Exercise directions - Without the images, output each record below as it stands.
━━━━━━
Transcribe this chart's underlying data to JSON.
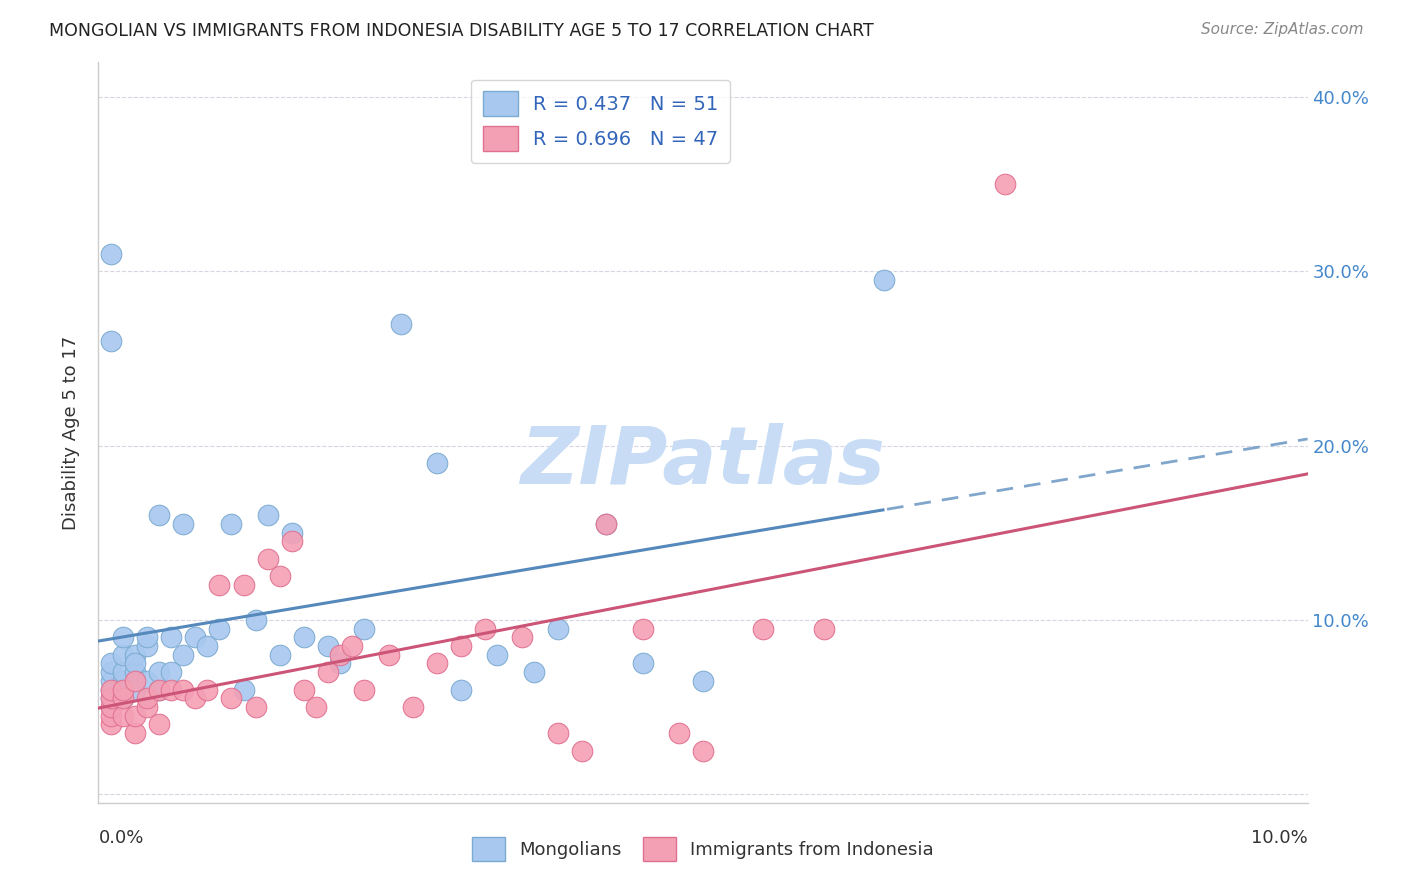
{
  "title": "MONGOLIAN VS IMMIGRANTS FROM INDONESIA DISABILITY AGE 5 TO 17 CORRELATION CHART",
  "source": "Source: ZipAtlas.com",
  "ylabel": "Disability Age 5 to 17",
  "xlim": [
    0.0,
    0.1
  ],
  "ylim": [
    -0.005,
    0.42
  ],
  "yticks": [
    0.0,
    0.1,
    0.2,
    0.3,
    0.4
  ],
  "ytick_labels": [
    "",
    "10.0%",
    "20.0%",
    "30.0%",
    "40.0%"
  ],
  "legend_mongolians": "Mongolians",
  "legend_indonesia": "Immigrants from Indonesia",
  "R_mongolian": 0.437,
  "N_mongolian": 51,
  "R_indonesia": 0.696,
  "N_indonesia": 47,
  "color_mongolian": "#a8c8f0",
  "color_indonesia": "#f4a0b4",
  "edge_mongolian": "#7aaad0",
  "edge_indonesia": "#e07090",
  "color_line_mongolian": "#5588bb",
  "color_line_indonesia": "#cc5577",
  "watermark_color": "#c8ddf5",
  "mongolian_x": [
    0.001,
    0.001,
    0.001,
    0.001,
    0.001,
    0.001,
    0.001,
    0.001,
    0.002,
    0.002,
    0.002,
    0.002,
    0.002,
    0.002,
    0.003,
    0.003,
    0.003,
    0.003,
    0.004,
    0.004,
    0.004,
    0.005,
    0.005,
    0.005,
    0.006,
    0.006,
    0.007,
    0.007,
    0.008,
    0.009,
    0.01,
    0.011,
    0.012,
    0.013,
    0.014,
    0.015,
    0.016,
    0.017,
    0.019,
    0.02,
    0.022,
    0.025,
    0.028,
    0.03,
    0.033,
    0.036,
    0.038,
    0.042,
    0.045,
    0.05,
    0.065
  ],
  "mongolian_y": [
    0.05,
    0.055,
    0.06,
    0.065,
    0.07,
    0.075,
    0.26,
    0.31,
    0.055,
    0.06,
    0.065,
    0.07,
    0.08,
    0.09,
    0.06,
    0.07,
    0.08,
    0.075,
    0.065,
    0.085,
    0.09,
    0.06,
    0.07,
    0.16,
    0.07,
    0.09,
    0.08,
    0.155,
    0.09,
    0.085,
    0.095,
    0.155,
    0.06,
    0.1,
    0.16,
    0.08,
    0.15,
    0.09,
    0.085,
    0.075,
    0.095,
    0.27,
    0.19,
    0.06,
    0.08,
    0.07,
    0.095,
    0.155,
    0.075,
    0.065,
    0.295
  ],
  "indonesia_x": [
    0.001,
    0.001,
    0.001,
    0.001,
    0.001,
    0.002,
    0.002,
    0.002,
    0.003,
    0.003,
    0.003,
    0.004,
    0.004,
    0.005,
    0.005,
    0.006,
    0.007,
    0.008,
    0.009,
    0.01,
    0.011,
    0.012,
    0.013,
    0.014,
    0.015,
    0.016,
    0.017,
    0.018,
    0.019,
    0.02,
    0.021,
    0.022,
    0.024,
    0.026,
    0.028,
    0.03,
    0.032,
    0.035,
    0.038,
    0.04,
    0.042,
    0.045,
    0.048,
    0.05,
    0.055,
    0.06,
    0.075
  ],
  "indonesia_y": [
    0.04,
    0.045,
    0.05,
    0.055,
    0.06,
    0.045,
    0.055,
    0.06,
    0.035,
    0.045,
    0.065,
    0.05,
    0.055,
    0.04,
    0.06,
    0.06,
    0.06,
    0.055,
    0.06,
    0.12,
    0.055,
    0.12,
    0.05,
    0.135,
    0.125,
    0.145,
    0.06,
    0.05,
    0.07,
    0.08,
    0.085,
    0.06,
    0.08,
    0.05,
    0.075,
    0.085,
    0.095,
    0.09,
    0.035,
    0.025,
    0.155,
    0.095,
    0.035,
    0.025,
    0.095,
    0.095,
    0.35
  ]
}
━━━━━━
Final answer -
Transcribe this chart's underlying data to JSON.
{
  "title": "MONGOLIAN VS IMMIGRANTS FROM INDONESIA DISABILITY AGE 5 TO 17 CORRELATION CHART",
  "source": "Source: ZipAtlas.com",
  "ylabel": "Disability Age 5 to 17",
  "xlim": [
    0.0,
    0.1
  ],
  "ylim": [
    -0.005,
    0.42
  ],
  "yticks": [
    0.0,
    0.1,
    0.2,
    0.3,
    0.4
  ],
  "ytick_labels": [
    "",
    "10.0%",
    "20.0%",
    "30.0%",
    "40.0%"
  ],
  "legend_mongolians": "Mongolians",
  "legend_indonesia": "Immigrants from Indonesia",
  "R_mongolian": 0.437,
  "N_mongolian": 51,
  "R_indonesia": 0.696,
  "N_indonesia": 47,
  "color_mongolian": "#a8c8f0",
  "color_indonesia": "#f4a0b4",
  "edge_mongolian": "#7aaad0",
  "edge_indonesia": "#e07090",
  "color_line_mongolian": "#5588bb",
  "color_line_indonesia": "#cc5577",
  "watermark_color": "#c8ddf5",
  "mongolian_x": [
    0.001,
    0.001,
    0.001,
    0.001,
    0.001,
    0.001,
    0.001,
    0.001,
    0.002,
    0.002,
    0.002,
    0.002,
    0.002,
    0.002,
    0.003,
    0.003,
    0.003,
    0.003,
    0.004,
    0.004,
    0.004,
    0.005,
    0.005,
    0.005,
    0.006,
    0.006,
    0.007,
    0.007,
    0.008,
    0.009,
    0.01,
    0.011,
    0.012,
    0.013,
    0.014,
    0.015,
    0.016,
    0.017,
    0.019,
    0.02,
    0.022,
    0.025,
    0.028,
    0.03,
    0.033,
    0.036,
    0.038,
    0.042,
    0.045,
    0.05,
    0.065
  ],
  "mongolian_y": [
    0.05,
    0.055,
    0.06,
    0.065,
    0.07,
    0.075,
    0.26,
    0.31,
    0.055,
    0.06,
    0.065,
    0.07,
    0.08,
    0.09,
    0.06,
    0.07,
    0.08,
    0.075,
    0.065,
    0.085,
    0.09,
    0.06,
    0.07,
    0.16,
    0.07,
    0.09,
    0.08,
    0.155,
    0.09,
    0.085,
    0.095,
    0.155,
    0.06,
    0.1,
    0.16,
    0.08,
    0.15,
    0.09,
    0.085,
    0.075,
    0.095,
    0.27,
    0.19,
    0.06,
    0.08,
    0.07,
    0.095,
    0.155,
    0.075,
    0.065,
    0.295
  ],
  "indonesia_x": [
    0.001,
    0.001,
    0.001,
    0.001,
    0.001,
    0.002,
    0.002,
    0.002,
    0.003,
    0.003,
    0.003,
    0.004,
    0.004,
    0.005,
    0.005,
    0.006,
    0.007,
    0.008,
    0.009,
    0.01,
    0.011,
    0.012,
    0.013,
    0.014,
    0.015,
    0.016,
    0.017,
    0.018,
    0.019,
    0.02,
    0.021,
    0.022,
    0.024,
    0.026,
    0.028,
    0.03,
    0.032,
    0.035,
    0.038,
    0.04,
    0.042,
    0.045,
    0.048,
    0.05,
    0.055,
    0.06,
    0.075
  ],
  "indonesia_y": [
    0.04,
    0.045,
    0.05,
    0.055,
    0.06,
    0.045,
    0.055,
    0.06,
    0.035,
    0.045,
    0.065,
    0.05,
    0.055,
    0.04,
    0.06,
    0.06,
    0.06,
    0.055,
    0.06,
    0.12,
    0.055,
    0.12,
    0.05,
    0.135,
    0.125,
    0.145,
    0.06,
    0.05,
    0.07,
    0.08,
    0.085,
    0.06,
    0.08,
    0.05,
    0.075,
    0.085,
    0.095,
    0.09,
    0.035,
    0.025,
    0.155,
    0.095,
    0.035,
    0.025,
    0.095,
    0.095,
    0.35
  ]
}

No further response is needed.